*** Quoted passage Section Begins ***
I know we’re just enjoying this year’s bounty and beauty. Are you thinking about next year? Are you planning on saving any seeds? Patience is key in saving healthy seed. You may have a lovely little seed head now but is it mature and viable?
Consider that a seed is like an egg in a bird’s nest. The seed coat is the shell, inside is endosperm which is like yolk and there is an embryo or little spark of life. The egg, when laid by momma bird, does not have a baby bird…yet. The mother must sit on the egg to keep is warm for the embryo to develop.
So it is with plants. The seeds need to be attached to the mother plant for a little while to develop properly. Now it is a bit of a fine balance: critters and birds want to eat the seeds, wind wants to blow them to a new home. It is the yellow, soft cucumber that will have viable seed, not necessarily the small one you choose for eating.
How can you tell? With peas, beans and flowers like milkweed the pod becomes brown and brittle. The ornamental grass pictured, purple fountain grass (Pennisetum) will get very beige and fluffy, then the small seeds will pull off quite easily. Most flowers develop a bulge right under where the flower petals were which will dry and eventually split, revealing the seed. Sunflowers hold their seeds in the centre head.
If you are anxious to save a certain seed perhaps protect it by wrapping the developing head or pod with something breathable: paper, muslin or horticultural fleece will work well. Staple or tie it around the seed head to secure. Do no use plastic wrap or bags; moisture can be trapped leading to mold or the sun on the bag can super heat the contents essentially frying what’s inside. Cut the stem and bring the seed inside once you think it’s mature.
We have to have a word here about what’s worth saving. Some seed will not be what you thought you were saving or the seed may be sterile. Seed must be pollinated to become viable. Yeah for the pollinators, we really need them! Plants can only be pollinated by those in their genus and often species; apple (Malus) cannot by pollinated by cherries (Prunus) even though they are both in the rose family. Squash are notorious for allowing pollination from their close cousins, so zucchini (Cucurbita pepo) can be pollinated by pumpkins (Cucurbita pepo) but not by butternut squash (Cucurbita moschata). The seeds you planted should only produce zucchini but the seeds you save could produce some odd cross-pollinated squash. If it’s tasty you can trademark it, name it and make a million dollars.
*** Quoted passage Section Ends ***
**Task set**
**a)** What does the text on saving seeds say about each of these?
(i) Which cucumber will have viable seed?
(ii) Which materials does it suggest for wrapping a developing seed head or pod?
(iii) Which squash cannot pollinate zucchini?
**b)** Can you go on with the text on saving seeds, picking up after its final sentence?
*** Record extracts Section Begins ***
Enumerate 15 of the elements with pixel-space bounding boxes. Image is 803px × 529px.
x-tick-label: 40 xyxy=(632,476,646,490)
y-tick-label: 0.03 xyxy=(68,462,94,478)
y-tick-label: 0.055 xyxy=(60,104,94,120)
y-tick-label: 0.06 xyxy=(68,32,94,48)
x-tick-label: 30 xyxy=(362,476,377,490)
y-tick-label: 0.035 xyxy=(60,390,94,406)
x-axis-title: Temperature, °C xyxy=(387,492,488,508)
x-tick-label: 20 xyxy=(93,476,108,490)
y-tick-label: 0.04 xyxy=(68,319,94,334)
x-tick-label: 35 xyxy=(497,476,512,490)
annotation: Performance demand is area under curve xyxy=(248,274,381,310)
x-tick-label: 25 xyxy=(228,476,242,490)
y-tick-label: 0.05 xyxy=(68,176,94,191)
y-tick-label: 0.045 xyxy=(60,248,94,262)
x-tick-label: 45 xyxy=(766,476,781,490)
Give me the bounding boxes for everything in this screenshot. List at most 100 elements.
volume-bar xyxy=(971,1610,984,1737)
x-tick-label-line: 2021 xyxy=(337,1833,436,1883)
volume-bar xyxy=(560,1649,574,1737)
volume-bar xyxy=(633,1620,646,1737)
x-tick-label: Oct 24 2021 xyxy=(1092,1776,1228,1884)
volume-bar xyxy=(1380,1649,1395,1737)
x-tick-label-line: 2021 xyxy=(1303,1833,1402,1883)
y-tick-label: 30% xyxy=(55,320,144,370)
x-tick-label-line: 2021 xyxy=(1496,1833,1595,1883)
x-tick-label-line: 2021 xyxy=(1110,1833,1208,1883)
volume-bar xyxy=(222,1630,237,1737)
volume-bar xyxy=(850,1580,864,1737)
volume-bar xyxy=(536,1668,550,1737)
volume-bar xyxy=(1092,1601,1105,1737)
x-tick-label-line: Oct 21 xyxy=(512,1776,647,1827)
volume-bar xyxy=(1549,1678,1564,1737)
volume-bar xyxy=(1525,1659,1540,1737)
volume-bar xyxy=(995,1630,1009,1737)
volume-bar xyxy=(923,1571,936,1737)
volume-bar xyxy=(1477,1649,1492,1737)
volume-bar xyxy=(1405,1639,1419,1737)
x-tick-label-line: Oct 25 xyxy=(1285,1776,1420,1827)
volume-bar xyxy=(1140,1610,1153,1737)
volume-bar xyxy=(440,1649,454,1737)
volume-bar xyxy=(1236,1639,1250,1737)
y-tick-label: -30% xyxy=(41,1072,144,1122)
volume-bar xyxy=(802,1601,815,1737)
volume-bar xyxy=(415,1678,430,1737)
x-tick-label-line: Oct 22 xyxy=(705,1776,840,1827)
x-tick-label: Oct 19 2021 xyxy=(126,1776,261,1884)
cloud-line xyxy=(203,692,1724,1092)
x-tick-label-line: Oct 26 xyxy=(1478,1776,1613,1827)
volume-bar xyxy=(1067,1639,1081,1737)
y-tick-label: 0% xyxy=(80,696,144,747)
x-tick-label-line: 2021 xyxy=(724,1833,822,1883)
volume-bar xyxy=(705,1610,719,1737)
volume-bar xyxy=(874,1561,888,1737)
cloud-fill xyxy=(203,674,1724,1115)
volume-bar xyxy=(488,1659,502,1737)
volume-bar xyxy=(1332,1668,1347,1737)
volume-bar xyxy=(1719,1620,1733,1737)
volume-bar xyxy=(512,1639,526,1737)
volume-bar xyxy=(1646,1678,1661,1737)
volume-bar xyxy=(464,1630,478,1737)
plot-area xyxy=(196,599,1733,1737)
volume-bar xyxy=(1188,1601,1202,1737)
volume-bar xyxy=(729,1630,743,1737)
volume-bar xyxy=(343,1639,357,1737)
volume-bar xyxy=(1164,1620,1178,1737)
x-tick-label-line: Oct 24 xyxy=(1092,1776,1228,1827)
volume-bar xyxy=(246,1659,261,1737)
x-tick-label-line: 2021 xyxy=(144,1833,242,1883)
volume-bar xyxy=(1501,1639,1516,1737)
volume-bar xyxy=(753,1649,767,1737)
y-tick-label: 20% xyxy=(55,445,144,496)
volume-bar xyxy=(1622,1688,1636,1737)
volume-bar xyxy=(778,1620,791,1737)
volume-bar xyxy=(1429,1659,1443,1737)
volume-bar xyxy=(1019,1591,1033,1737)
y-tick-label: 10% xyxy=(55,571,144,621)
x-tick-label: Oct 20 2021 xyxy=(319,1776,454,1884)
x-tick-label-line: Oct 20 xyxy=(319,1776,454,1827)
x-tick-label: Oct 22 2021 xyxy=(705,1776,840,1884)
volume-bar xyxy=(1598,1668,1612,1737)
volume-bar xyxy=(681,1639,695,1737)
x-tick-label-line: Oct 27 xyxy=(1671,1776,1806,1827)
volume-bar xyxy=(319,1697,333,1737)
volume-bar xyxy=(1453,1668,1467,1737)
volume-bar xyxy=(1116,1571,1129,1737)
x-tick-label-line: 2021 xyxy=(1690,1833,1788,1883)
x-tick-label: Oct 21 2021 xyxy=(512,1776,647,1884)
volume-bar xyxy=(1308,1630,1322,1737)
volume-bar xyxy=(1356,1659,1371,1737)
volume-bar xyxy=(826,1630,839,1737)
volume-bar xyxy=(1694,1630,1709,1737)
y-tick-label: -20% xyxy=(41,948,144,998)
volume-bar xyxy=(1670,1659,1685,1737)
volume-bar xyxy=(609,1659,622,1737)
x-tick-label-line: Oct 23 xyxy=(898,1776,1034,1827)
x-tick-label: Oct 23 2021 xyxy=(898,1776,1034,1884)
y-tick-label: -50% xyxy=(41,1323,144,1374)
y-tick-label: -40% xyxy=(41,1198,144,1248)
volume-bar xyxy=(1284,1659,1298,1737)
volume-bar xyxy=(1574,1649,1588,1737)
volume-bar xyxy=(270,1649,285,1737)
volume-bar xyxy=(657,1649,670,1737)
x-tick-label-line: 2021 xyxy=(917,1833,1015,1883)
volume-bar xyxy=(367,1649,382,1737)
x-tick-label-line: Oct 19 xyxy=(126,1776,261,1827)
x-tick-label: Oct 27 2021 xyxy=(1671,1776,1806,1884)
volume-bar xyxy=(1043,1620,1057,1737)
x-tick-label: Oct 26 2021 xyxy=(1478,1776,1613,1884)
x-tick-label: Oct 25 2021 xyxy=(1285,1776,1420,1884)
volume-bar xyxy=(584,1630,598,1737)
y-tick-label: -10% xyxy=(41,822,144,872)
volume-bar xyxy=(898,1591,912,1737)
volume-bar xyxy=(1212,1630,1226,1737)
*** Record extracts Section Ends ***
**Exercise answers**
**a)**
(i) The yellow, soft cucumber.
(ii) Paper, muslin or horticultural fleece.
(iii) Butternut squash (Cucurbita moschata).

**b)**
Some of your well loved plants are hybrids or F1 hybrids, meaning they are like the offspring of zucchini and pumpkin crosses. They can produce wonderful new additions to our gardens but they may not be what you want when you save their seed. Many of the modern petunias, for example, are hybrids; the seeds are either sterile or produce something you do not expect. If you’re really in love with one of those plants it is better to take cuttings (clones) soon and keep the plant like a houseplant through the winter.
Seed suppliers protect their stock by growing related plants far apart: separate fields or separate greenhouses. They may do fertilization by hand, then cover the flower or developing seed head to prevent other pollen from entering. As a homeowner with a small garden it’s impossible to segregate plants, even if you have some in the front yard and some in the backyard the pollinators can fly that far.
Here is an excellent article from U of South Dakota Extension that helps explain the ins-and-outs of seed production. For over twenty years the book ‘Seed to Seed: Seed Saving and Growing Techniques for Vegetable Gardeners‘ has been our go-to. Happy to see that there is a revised edition out.